[begin Working data]
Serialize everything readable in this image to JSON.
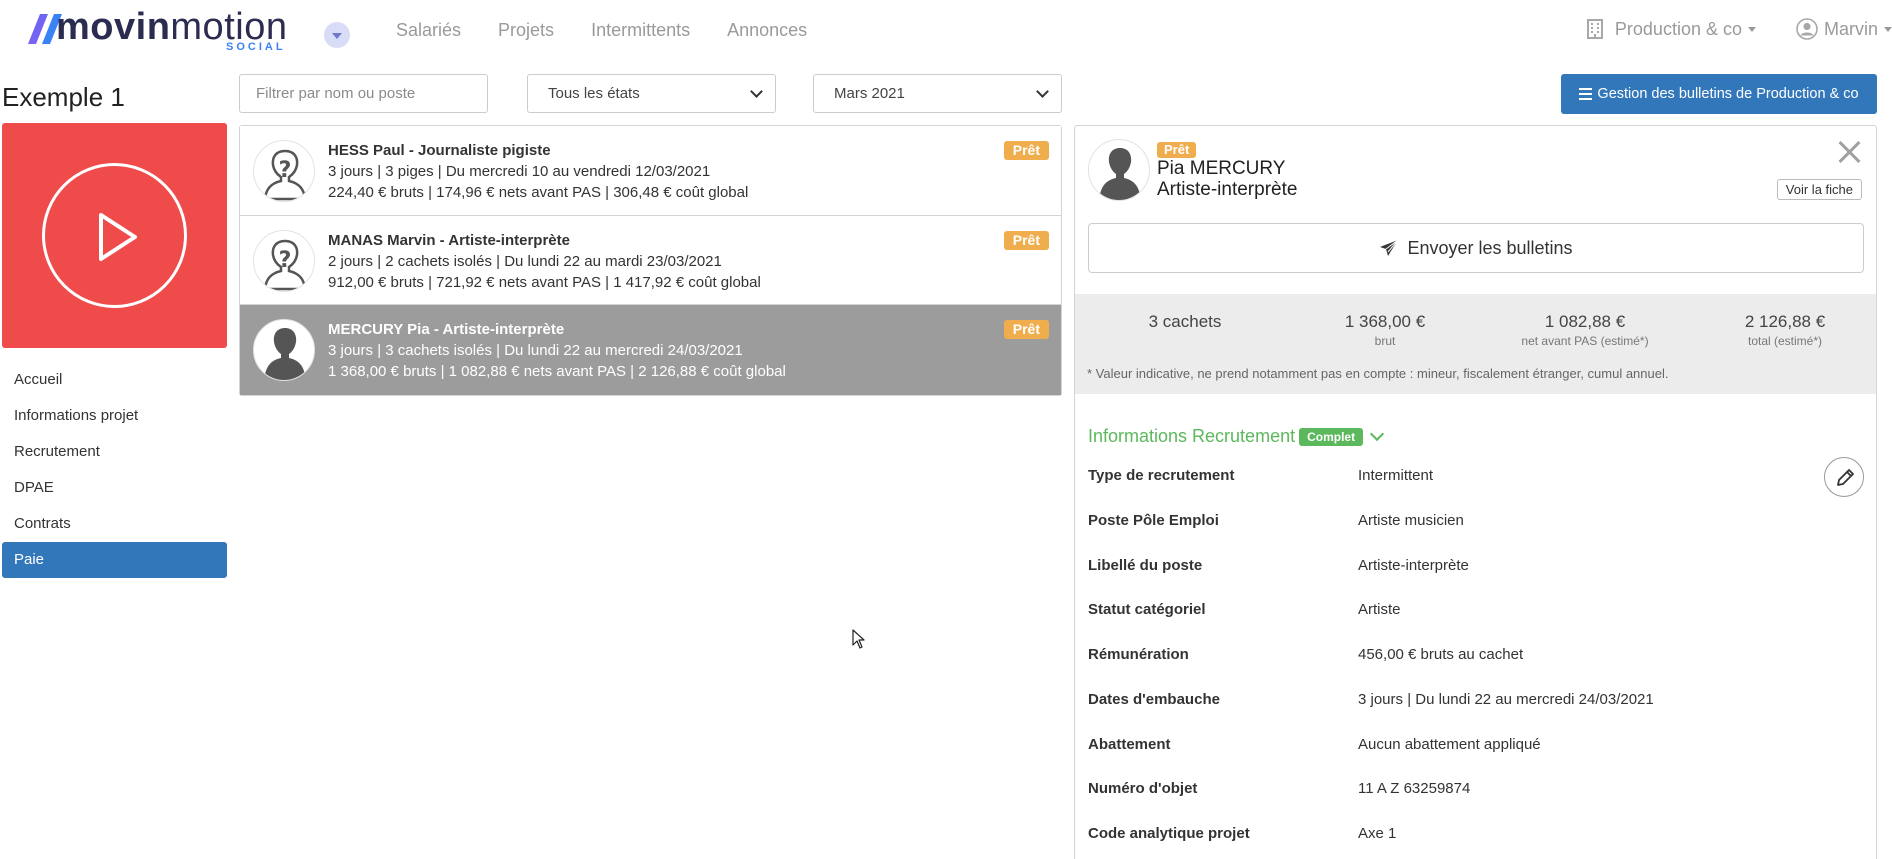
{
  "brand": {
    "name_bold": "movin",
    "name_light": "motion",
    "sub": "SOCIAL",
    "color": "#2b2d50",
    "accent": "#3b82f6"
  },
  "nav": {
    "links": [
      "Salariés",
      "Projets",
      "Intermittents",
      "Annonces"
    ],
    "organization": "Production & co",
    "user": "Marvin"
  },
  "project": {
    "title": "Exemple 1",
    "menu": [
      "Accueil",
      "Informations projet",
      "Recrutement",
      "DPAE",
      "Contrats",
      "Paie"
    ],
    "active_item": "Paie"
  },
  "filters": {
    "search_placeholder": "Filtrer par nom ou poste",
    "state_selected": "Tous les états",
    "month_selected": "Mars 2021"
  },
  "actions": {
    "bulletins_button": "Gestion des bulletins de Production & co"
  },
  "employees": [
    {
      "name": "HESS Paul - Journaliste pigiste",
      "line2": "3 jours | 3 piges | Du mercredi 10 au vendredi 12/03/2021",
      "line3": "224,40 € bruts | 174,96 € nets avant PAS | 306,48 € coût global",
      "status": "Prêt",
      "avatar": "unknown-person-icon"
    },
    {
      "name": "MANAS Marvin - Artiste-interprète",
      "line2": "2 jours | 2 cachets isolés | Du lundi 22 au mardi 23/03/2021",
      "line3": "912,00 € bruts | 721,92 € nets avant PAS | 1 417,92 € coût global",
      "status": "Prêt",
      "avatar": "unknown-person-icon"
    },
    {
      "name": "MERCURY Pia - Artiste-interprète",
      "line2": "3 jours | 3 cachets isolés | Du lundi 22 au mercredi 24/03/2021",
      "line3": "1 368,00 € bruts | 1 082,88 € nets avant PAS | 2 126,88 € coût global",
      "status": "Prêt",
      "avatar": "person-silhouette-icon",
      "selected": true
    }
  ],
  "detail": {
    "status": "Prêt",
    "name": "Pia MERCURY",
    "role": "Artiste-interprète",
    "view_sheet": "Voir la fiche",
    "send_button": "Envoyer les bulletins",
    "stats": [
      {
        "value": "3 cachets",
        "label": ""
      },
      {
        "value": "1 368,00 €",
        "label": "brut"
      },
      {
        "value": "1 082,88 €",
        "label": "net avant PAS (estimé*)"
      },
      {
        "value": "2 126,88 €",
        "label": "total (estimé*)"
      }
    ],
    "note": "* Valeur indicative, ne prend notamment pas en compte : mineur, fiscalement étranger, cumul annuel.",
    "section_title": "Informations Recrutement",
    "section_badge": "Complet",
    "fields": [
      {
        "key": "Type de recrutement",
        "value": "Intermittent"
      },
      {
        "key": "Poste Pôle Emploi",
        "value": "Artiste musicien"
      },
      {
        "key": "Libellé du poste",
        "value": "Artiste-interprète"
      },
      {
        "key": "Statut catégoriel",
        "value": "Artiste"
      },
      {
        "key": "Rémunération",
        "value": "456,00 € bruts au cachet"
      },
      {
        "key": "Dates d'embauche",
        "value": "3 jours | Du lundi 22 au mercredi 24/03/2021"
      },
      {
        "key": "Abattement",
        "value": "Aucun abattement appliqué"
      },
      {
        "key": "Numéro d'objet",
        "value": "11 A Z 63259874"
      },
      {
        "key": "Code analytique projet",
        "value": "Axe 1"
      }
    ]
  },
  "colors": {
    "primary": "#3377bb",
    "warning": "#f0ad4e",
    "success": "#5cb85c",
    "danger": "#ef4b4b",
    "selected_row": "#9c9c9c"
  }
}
[end Working data]
→ **Direction**
Using the listing, say how many lines include the word "label", and add nothing else.

→ **Correct output**
4